■ **Requirements**: Write out the data below in full, unchanged, minus the images.

■ **Data entries**:
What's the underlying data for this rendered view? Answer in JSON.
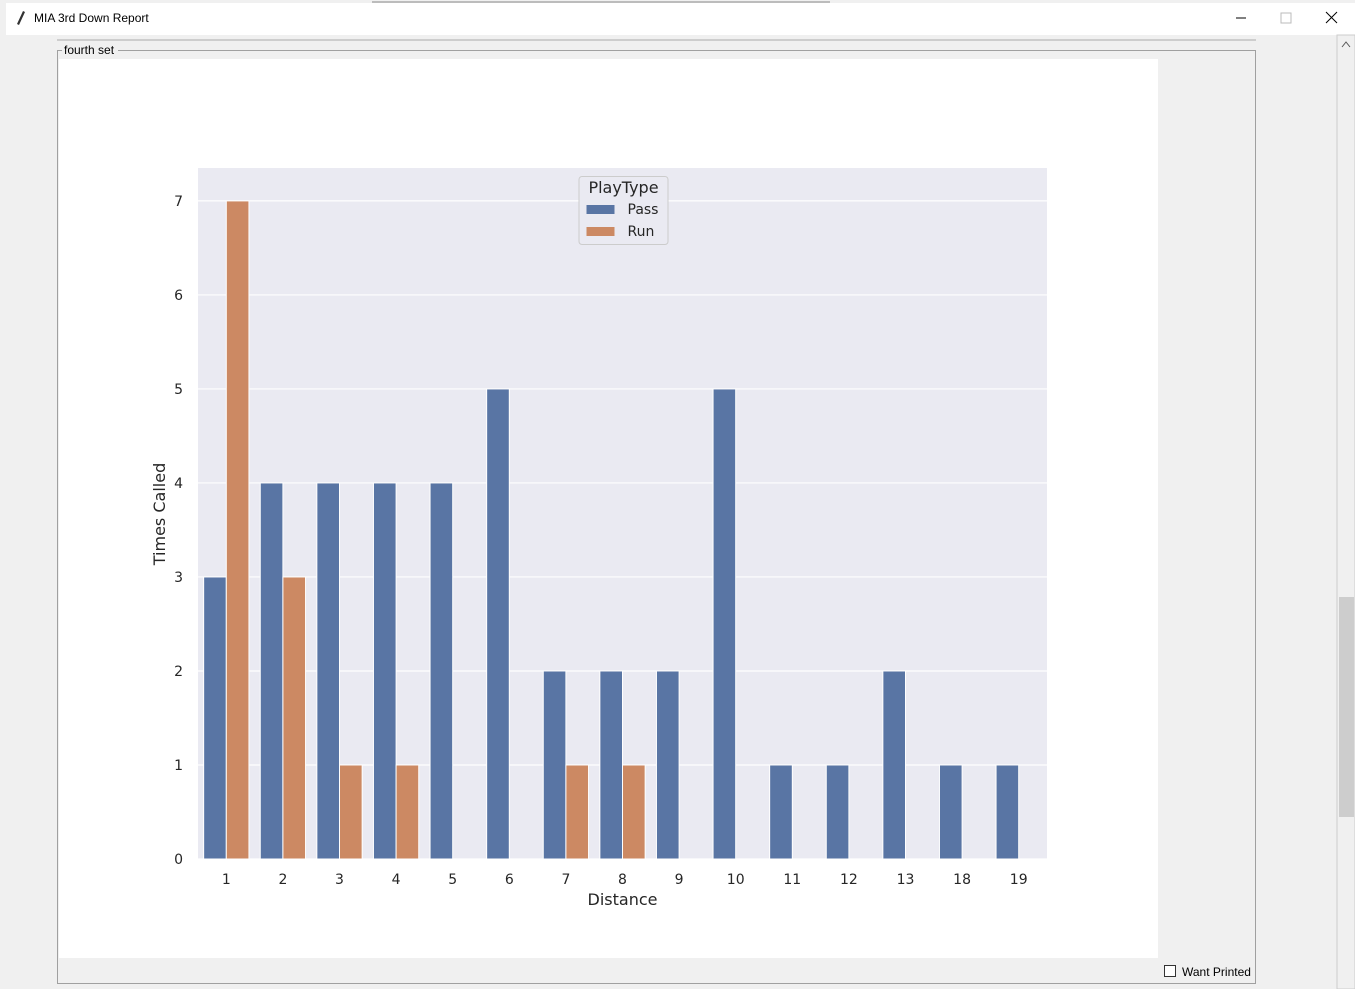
{
  "window": {
    "title": "MIA 3rd Down Report"
  },
  "frame": {
    "label": "fourth set"
  },
  "checkbox": {
    "label": "Want Printed",
    "checked": false
  },
  "chart_data": {
    "type": "bar",
    "xlabel": "Distance",
    "ylabel": "Times Called",
    "categories": [
      "1",
      "2",
      "3",
      "4",
      "5",
      "6",
      "7",
      "8",
      "9",
      "10",
      "11",
      "12",
      "13",
      "18",
      "19"
    ],
    "series": [
      {
        "name": "Pass",
        "color": "#5975a4",
        "values": [
          3,
          4,
          4,
          4,
          4,
          5,
          2,
          2,
          2,
          5,
          1,
          1,
          2,
          1,
          1
        ]
      },
      {
        "name": "Run",
        "color": "#cc8963",
        "values": [
          7,
          3,
          1,
          1,
          null,
          null,
          1,
          1,
          null,
          null,
          null,
          null,
          null,
          null,
          null
        ]
      }
    ],
    "ylim": [
      0,
      7.35
    ],
    "yticks": [
      0,
      1,
      2,
      3,
      4,
      5,
      6,
      7
    ],
    "grid": true,
    "legend": {
      "title": "PlayType",
      "position": "upper center"
    }
  }
}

■ **Written response**:
What's the underlying data for this rendered view? Answer in JSON.
{
  "window": {
    "title": "MIA 3rd Down Report"
  },
  "frame": {
    "label": "fourth set"
  },
  "checkbox": {
    "label": "Want Printed",
    "checked": false
  },
  "chart_data": {
    "type": "bar",
    "xlabel": "Distance",
    "ylabel": "Times Called",
    "categories": [
      "1",
      "2",
      "3",
      "4",
      "5",
      "6",
      "7",
      "8",
      "9",
      "10",
      "11",
      "12",
      "13",
      "18",
      "19"
    ],
    "series": [
      {
        "name": "Pass",
        "color": "#5975a4",
        "values": [
          3,
          4,
          4,
          4,
          4,
          5,
          2,
          2,
          2,
          5,
          1,
          1,
          2,
          1,
          1
        ]
      },
      {
        "name": "Run",
        "color": "#cc8963",
        "values": [
          7,
          3,
          1,
          1,
          null,
          null,
          1,
          1,
          null,
          null,
          null,
          null,
          null,
          null,
          null
        ]
      }
    ],
    "ylim": [
      0,
      7.35
    ],
    "yticks": [
      0,
      1,
      2,
      3,
      4,
      5,
      6,
      7
    ],
    "grid": true,
    "legend": {
      "title": "PlayType",
      "position": "upper center"
    }
  }
}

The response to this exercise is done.